## Task goal
Using the material that follows, identify and copy each line with the string "Wood".

## Begin

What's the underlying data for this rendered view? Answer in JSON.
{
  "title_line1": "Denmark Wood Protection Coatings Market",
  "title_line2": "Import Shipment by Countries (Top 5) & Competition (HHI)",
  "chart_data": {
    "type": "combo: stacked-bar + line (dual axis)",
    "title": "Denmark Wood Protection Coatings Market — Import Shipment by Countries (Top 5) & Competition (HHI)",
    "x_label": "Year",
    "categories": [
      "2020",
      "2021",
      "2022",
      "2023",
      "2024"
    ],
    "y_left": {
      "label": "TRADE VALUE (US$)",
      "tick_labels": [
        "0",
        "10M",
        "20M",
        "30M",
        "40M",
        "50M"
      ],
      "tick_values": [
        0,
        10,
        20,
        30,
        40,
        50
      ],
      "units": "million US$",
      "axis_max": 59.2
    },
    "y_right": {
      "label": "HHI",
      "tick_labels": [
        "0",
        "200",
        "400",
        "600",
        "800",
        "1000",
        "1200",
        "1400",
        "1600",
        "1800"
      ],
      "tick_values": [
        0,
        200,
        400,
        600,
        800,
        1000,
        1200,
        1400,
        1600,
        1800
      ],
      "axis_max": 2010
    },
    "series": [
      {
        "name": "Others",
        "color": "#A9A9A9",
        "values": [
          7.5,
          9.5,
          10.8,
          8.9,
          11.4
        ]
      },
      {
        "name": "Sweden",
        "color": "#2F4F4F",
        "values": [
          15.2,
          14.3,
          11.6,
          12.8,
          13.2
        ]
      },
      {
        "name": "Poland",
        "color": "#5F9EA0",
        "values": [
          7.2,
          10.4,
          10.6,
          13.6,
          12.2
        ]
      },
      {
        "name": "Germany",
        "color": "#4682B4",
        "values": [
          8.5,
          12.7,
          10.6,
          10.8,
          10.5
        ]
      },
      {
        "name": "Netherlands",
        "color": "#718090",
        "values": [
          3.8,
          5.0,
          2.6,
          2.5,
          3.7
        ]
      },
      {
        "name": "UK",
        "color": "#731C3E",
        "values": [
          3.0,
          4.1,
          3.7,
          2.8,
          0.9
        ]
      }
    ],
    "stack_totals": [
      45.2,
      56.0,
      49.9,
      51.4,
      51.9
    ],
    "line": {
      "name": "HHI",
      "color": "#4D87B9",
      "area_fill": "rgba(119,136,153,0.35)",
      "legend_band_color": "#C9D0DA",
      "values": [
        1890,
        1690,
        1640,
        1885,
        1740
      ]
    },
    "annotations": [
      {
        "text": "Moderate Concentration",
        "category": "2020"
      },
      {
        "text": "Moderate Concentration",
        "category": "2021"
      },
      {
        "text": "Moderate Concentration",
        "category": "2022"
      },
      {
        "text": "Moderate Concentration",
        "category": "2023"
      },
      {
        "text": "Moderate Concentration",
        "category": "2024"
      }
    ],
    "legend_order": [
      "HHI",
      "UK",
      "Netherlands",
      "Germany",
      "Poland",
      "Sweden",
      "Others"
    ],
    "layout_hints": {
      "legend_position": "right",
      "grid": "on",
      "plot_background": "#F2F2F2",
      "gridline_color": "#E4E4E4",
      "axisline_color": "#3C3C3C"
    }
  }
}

## End

## Solution to the exercise
  "title_line1": "Denmark Wood Protection Coatings Market",
    "title": "Denmark Wood Protection Coatings Market — Import Shipment by Countries (Top 5) & Competition (HHI)",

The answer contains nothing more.